→ Instructions to follow
Every entry that follows needs to be repeated exactly.

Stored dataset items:
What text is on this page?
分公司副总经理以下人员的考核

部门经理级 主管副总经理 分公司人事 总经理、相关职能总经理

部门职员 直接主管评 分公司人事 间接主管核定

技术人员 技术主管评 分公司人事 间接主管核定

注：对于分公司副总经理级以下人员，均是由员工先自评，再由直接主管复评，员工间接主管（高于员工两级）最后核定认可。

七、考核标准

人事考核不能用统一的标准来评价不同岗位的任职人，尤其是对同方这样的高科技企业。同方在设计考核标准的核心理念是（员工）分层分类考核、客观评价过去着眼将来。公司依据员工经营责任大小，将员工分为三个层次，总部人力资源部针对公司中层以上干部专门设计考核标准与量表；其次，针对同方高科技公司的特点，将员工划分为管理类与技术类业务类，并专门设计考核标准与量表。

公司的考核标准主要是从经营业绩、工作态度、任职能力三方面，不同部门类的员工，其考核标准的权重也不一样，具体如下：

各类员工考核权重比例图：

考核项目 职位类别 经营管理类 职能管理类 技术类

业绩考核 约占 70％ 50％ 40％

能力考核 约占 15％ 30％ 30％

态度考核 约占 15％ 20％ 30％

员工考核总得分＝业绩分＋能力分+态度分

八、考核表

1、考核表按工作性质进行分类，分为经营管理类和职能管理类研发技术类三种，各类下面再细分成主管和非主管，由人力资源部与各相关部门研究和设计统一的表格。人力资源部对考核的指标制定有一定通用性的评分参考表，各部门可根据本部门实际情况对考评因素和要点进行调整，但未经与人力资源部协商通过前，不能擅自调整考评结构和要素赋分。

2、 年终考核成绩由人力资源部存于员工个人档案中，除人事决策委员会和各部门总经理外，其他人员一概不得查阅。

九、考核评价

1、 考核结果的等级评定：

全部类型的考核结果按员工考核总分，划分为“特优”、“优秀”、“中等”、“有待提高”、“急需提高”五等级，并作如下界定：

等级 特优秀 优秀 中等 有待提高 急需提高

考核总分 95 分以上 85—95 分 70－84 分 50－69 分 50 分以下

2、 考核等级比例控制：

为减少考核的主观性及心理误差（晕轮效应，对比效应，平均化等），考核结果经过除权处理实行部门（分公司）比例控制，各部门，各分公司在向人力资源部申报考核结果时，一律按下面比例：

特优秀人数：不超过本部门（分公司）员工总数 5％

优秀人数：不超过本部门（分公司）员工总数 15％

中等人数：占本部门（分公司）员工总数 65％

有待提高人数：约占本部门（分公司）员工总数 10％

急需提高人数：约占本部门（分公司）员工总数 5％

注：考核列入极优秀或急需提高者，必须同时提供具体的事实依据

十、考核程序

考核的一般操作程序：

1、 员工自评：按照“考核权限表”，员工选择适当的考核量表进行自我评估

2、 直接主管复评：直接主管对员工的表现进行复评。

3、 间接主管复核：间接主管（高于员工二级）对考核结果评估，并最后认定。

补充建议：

→ Final result
What text is on this page?
分公司副总经理以下人员的考核

部门经理级 主管副总经理 分公司人事 总经理、相关职能总经理

部门职员 直接主管评 分公司人事 间接主管核定

技术人员 技术主管评 分公司人事 间接主管核定

注：对于分公司副总经理级以下人员，均是由员工先自评，再由直接主管复评，员工间接主管（高于员工两级）最后核定认可。

七、考核标准

人事考核不能用统一的标准来评价不同岗位的任职人，尤其是对同方这样的高科技企业。同方在设计考核标准的核心理念是（员工）分层分类考核、客观评价过去着眼将来。公司依据员工经营责任大小，将员工分为三个层次，总部人力资源部针对公司中层以上干部专门设计考核标准与量表；其次，针对同方高科技公司的特点，将员工划分为管理类与技术类业务类，并专门设计考核标准与量表。

公司的考核标准主要是从经营业绩、工作态度、任职能力三方面，不同部门类的员工，其考核标准的权重也不一样，具体如下：

各类员工考核权重比例图：

考核项目 职位类别 经营管理类 职能管理类 技术类

业绩考核 约占 70％ 50％ 40％

能力考核 约占 15％ 30％ 30％

态度考核 约占 15％ 20％ 30％

员工考核总得分＝业绩分＋能力分+态度分

八、考核表

1、考核表按工作性质进行分类，分为经营管理类和职能管理类研发技术类三种，各类下面再细分成主管和非主管，由人力资源部与各相关部门研究和设计统一的表格。人力资源部对考核的指标制定有一定通用性的评分参考表，各部门可根据本部门实际情况对考评因素和要点进行调整，但未经与人力资源部协商通过前，不能擅自调整考评结构和要素赋分。

2、 年终考核成绩由人力资源部存于员工个人档案中，除人事决策委员会和各部门总经理外，其他人员一概不得查阅。

九、考核评价

1、 考核结果的等级评定：

全部类型的考核结果按员工考核总分，划分为“特优”、“优秀”、“中等”、“有待提高”、“急需提高”五等级，并作如下界定：

等级 特优秀 优秀 中等 有待提高 急需提高

考核总分 95 分以上 85—95 分 70－84 分 50－69 分 50 分以下

2、 考核等级比例控制：

为减少考核的主观性及心理误差（晕轮效应，对比效应，平均化等），考核结果经过除权处理实行部门（分公司）比例控制，各部门，各分公司在向人力资源部申报考核结果时，一律按下面比例：

特优秀人数：不超过本部门（分公司）员工总数 5％

优秀人数：不超过本部门（分公司）员工总数 15％

中等人数：占本部门（分公司）员工总数 65％

有待提高人数：约占本部门（分公司）员工总数 10％

急需提高人数：约占本部门（分公司）员工总数 5％

注：考核列入极优秀或急需提高者，必须同时提供具体的事实依据

十、考核程序

考核的一般操作程序：

1、 员工自评：按照“考核权限表”，员工选择适当的考核量表进行自我评估

2、 直接主管复评：直接主管对员工的表现进行复评。

3、 间接主管复核：间接主管（高于员工二级）对考核结果评估，并最后认定。

补充建议：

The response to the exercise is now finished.